■ TASK PROMPT
Copy out the records starting at the line that contains "For every button, label, input, icon, or" and ending at the line that contains "arrow-right-icon <box>816 827 842 849</box>", with both of those lines included. Leave the pictures out of your answer.

■ DATASET RECORDS
-- -- --

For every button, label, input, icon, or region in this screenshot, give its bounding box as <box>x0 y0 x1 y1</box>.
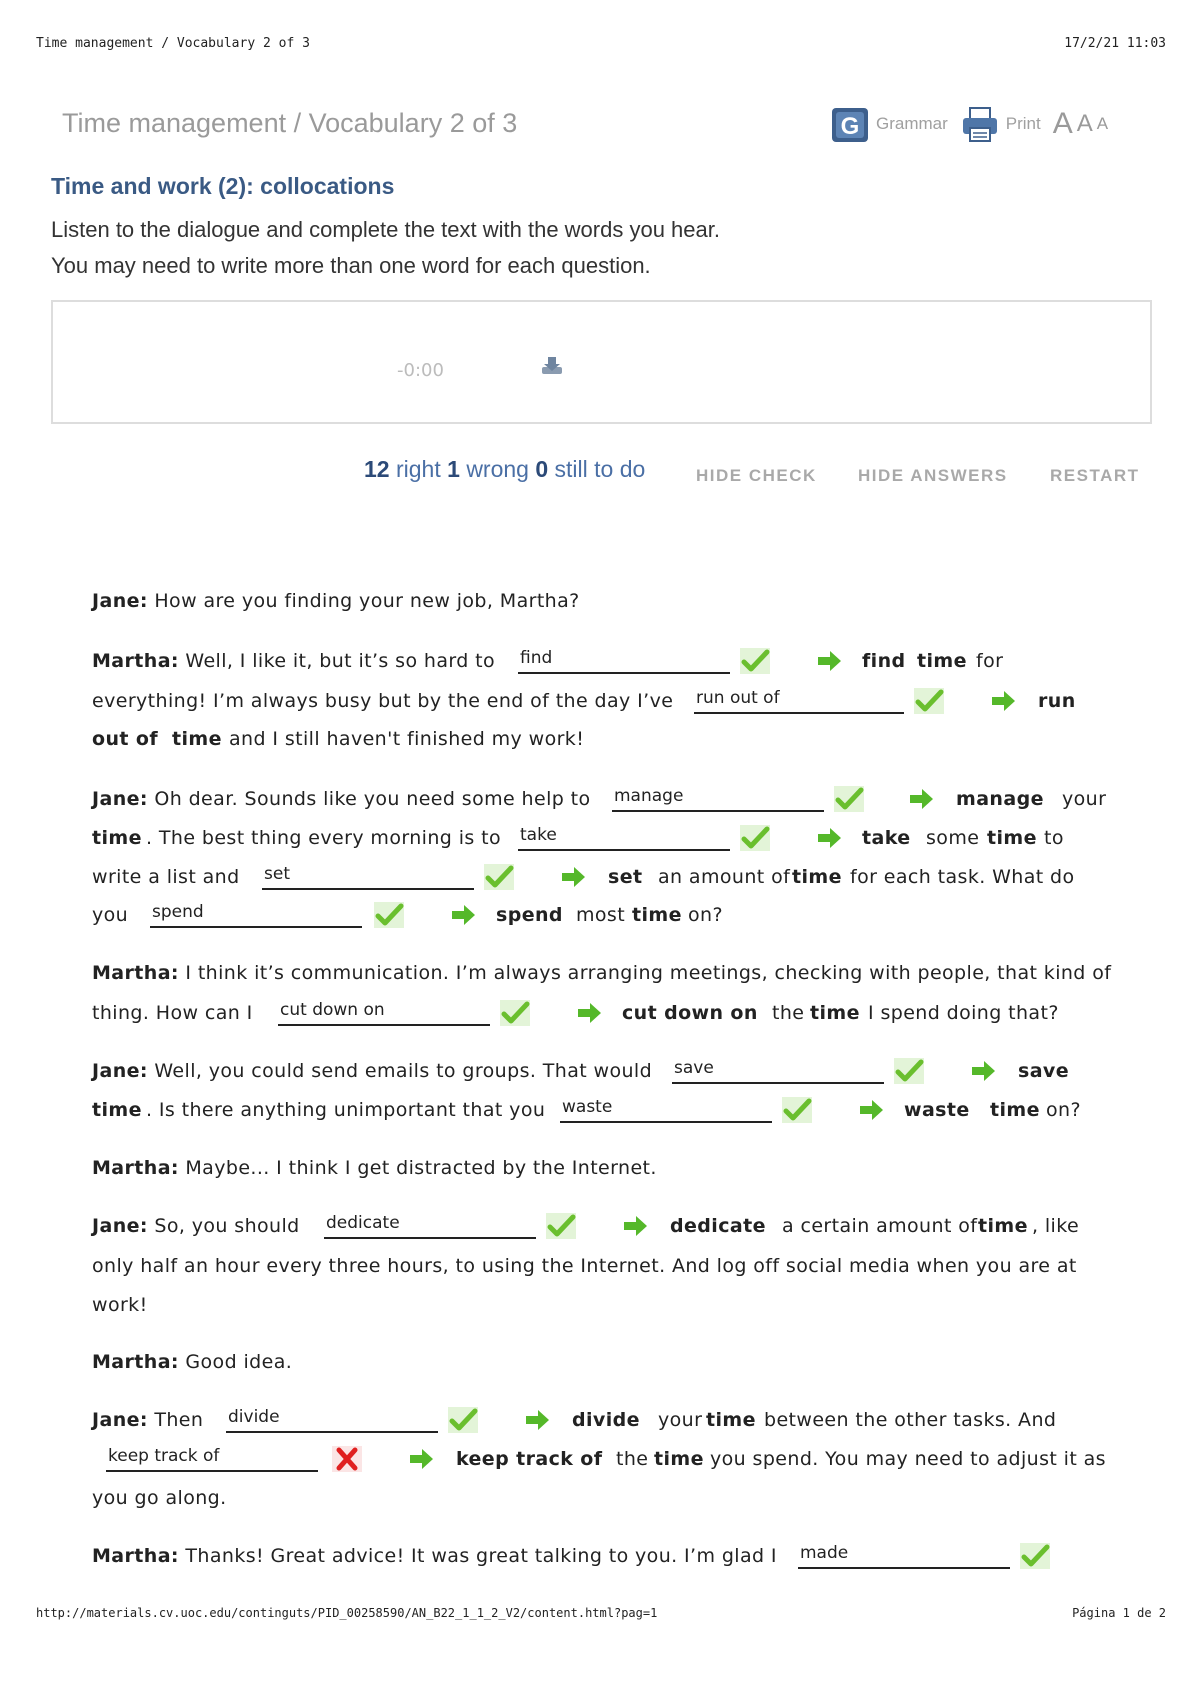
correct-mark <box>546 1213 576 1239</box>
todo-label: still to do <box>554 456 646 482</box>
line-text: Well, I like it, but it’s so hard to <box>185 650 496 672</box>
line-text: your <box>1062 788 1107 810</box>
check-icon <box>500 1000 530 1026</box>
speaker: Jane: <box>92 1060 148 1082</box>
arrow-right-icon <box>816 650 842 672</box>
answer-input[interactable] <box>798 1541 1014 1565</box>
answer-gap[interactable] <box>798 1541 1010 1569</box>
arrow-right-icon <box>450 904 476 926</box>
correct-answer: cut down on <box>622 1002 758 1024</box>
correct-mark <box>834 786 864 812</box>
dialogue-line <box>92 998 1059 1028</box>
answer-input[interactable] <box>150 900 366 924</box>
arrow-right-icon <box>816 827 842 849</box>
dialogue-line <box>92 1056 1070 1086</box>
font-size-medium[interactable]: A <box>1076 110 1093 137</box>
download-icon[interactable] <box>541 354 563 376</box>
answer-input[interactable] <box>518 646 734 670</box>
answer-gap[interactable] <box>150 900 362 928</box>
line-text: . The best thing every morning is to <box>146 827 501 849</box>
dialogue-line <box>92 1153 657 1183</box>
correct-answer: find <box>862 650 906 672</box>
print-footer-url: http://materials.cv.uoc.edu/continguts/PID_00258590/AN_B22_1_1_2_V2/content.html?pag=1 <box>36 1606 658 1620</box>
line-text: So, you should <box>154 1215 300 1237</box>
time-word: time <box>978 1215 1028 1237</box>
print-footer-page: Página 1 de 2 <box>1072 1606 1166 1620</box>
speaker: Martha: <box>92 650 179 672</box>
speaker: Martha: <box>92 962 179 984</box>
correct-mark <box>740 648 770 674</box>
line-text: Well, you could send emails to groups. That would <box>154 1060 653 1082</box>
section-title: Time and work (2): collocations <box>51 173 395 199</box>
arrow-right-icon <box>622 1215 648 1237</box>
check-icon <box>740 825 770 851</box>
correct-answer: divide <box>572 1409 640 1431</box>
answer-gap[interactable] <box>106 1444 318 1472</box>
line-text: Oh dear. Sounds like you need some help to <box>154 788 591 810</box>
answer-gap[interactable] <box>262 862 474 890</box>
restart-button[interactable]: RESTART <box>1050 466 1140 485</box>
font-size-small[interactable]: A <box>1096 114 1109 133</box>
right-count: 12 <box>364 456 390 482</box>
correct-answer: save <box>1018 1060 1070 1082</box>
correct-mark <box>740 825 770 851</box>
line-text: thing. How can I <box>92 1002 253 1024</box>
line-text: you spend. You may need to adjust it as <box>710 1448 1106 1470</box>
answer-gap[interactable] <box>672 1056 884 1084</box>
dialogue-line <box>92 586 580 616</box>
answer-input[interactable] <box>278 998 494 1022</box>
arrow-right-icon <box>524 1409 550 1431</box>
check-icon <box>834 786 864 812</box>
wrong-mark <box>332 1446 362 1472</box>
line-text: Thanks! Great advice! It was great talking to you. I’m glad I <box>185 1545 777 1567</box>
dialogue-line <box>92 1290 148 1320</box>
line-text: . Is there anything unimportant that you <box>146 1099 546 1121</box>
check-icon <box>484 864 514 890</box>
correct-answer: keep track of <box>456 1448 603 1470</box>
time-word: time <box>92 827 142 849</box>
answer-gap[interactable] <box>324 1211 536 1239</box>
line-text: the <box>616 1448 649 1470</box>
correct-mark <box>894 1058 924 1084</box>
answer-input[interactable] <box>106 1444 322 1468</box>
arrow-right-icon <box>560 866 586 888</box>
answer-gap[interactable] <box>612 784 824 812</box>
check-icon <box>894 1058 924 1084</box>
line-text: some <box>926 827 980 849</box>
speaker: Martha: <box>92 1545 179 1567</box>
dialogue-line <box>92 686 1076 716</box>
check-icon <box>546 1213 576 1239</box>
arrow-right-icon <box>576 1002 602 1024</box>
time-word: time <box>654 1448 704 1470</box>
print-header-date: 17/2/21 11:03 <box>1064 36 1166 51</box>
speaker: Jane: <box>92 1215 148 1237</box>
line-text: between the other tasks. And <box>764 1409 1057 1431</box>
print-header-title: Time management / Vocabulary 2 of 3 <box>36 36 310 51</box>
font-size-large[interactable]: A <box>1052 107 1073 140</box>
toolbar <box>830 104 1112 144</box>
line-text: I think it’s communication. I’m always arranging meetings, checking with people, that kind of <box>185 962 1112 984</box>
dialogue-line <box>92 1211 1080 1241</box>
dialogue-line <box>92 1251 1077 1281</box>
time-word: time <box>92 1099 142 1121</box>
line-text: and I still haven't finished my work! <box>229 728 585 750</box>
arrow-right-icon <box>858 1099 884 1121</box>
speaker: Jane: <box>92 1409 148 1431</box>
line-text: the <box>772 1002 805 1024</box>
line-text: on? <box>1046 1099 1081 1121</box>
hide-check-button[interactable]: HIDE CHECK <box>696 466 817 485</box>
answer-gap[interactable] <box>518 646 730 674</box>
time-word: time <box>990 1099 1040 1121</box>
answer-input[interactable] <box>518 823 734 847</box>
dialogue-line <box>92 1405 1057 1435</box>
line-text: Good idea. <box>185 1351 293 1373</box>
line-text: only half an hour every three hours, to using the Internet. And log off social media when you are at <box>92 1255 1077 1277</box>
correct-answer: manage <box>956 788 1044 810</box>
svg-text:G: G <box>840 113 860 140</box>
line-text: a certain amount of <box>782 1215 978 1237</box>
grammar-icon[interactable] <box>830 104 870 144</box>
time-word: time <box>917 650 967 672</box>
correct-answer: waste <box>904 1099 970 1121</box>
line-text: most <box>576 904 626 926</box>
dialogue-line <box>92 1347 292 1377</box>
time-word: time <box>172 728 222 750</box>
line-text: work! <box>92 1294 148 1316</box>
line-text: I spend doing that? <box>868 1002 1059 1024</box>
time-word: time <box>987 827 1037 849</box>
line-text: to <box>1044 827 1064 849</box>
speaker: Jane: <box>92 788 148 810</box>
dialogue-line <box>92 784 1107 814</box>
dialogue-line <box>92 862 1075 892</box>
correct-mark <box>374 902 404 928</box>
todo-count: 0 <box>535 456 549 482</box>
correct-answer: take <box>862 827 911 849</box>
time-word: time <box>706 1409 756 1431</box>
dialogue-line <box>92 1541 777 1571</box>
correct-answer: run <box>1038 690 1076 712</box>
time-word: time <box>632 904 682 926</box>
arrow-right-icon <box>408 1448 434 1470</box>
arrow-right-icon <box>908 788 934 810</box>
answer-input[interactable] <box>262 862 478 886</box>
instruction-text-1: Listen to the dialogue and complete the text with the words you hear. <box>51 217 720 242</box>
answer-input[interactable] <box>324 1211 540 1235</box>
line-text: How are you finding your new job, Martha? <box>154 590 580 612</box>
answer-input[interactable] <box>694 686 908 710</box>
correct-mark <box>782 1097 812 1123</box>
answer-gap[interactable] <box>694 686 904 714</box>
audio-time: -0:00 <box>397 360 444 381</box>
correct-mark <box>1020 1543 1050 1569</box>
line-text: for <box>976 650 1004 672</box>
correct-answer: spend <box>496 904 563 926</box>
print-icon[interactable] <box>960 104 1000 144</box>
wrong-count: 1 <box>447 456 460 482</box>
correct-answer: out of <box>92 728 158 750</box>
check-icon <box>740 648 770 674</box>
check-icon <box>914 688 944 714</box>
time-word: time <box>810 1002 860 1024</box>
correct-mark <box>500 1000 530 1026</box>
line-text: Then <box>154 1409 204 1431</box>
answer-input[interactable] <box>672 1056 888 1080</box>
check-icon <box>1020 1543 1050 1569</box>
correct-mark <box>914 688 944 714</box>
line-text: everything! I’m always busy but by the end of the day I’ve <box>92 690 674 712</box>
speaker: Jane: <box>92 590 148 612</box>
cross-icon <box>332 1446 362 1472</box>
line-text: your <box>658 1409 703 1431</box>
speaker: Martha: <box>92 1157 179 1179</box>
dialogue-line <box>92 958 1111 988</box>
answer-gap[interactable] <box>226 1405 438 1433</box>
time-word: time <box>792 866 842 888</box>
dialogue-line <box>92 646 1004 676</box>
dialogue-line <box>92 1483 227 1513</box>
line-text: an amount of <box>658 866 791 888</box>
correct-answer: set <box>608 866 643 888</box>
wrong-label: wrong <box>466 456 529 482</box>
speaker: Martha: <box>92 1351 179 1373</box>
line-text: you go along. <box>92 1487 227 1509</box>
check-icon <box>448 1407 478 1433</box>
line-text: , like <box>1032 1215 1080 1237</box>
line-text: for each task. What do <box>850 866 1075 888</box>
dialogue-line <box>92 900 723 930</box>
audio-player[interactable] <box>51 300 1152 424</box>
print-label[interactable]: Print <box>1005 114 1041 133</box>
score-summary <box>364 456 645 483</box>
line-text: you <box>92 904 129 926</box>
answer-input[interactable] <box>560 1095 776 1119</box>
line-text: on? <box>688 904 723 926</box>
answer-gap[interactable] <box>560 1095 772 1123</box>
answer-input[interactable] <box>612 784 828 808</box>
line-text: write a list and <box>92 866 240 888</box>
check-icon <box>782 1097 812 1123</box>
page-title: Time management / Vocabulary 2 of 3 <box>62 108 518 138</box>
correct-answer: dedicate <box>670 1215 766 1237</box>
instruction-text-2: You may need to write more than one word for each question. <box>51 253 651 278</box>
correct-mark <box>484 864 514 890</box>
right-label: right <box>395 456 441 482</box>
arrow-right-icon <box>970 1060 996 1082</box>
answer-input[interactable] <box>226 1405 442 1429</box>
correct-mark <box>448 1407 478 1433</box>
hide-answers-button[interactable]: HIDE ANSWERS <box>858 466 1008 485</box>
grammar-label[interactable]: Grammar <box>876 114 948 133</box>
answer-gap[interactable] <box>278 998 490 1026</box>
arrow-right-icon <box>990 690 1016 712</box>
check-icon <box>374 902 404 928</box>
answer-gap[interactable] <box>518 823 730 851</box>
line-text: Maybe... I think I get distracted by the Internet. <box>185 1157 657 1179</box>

-- -- --

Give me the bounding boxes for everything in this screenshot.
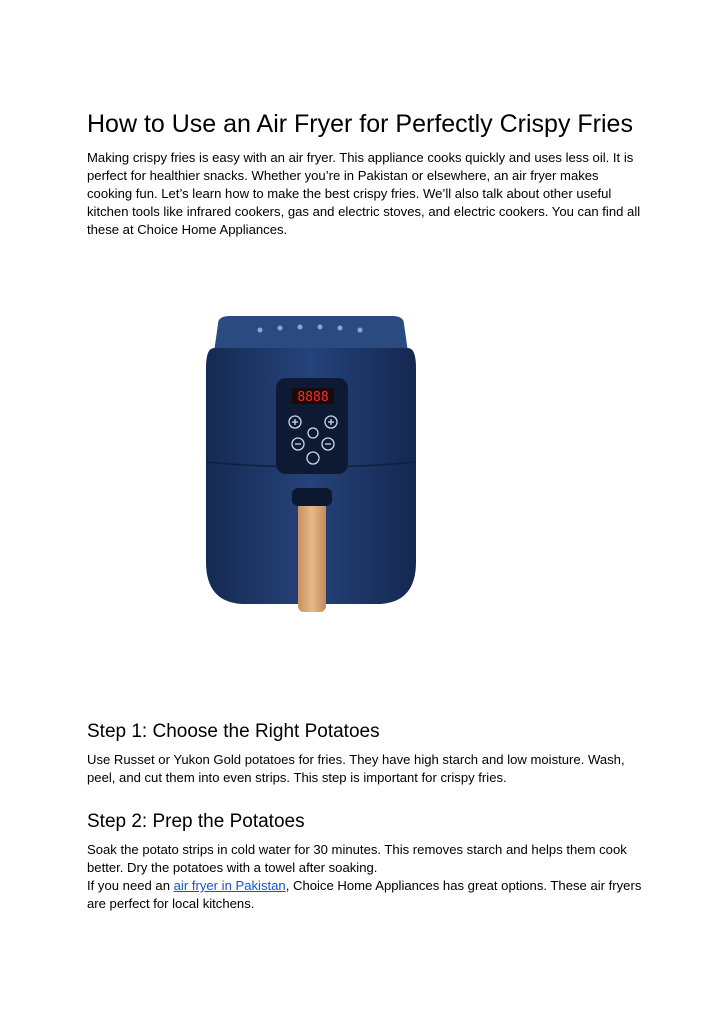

-- -- --

■ ANSWER FOR THIS EXERCISE
For every button, label, input, icon, or region in this screenshot, give its bounding box as <box>x0 y0 x1 y1</box>.
correct-mark <box>546 1213 576 1239</box>
todo-label: still to do <box>554 456 646 482</box>
line-text: Well, I like it, but it’s so hard to <box>185 650 496 672</box>
line-text: your <box>1062 788 1107 810</box>
check-icon <box>500 1000 530 1026</box>
speaker: Jane: <box>92 1060 148 1082</box>
arrow-right-icon <box>816 650 842 672</box>
answer-input[interactable] <box>798 1541 1014 1565</box>
answer-gap[interactable] <box>798 1541 1010 1569</box>
arrow-right-icon <box>450 904 476 926</box>
correct-answer: cut down on <box>622 1002 758 1024</box>
correct-mark <box>834 786 864 812</box>
dialogue-line <box>92 998 1059 1028</box>
answer-input[interactable] <box>150 900 366 924</box>
arrow-right-icon <box>816 827 842 849</box>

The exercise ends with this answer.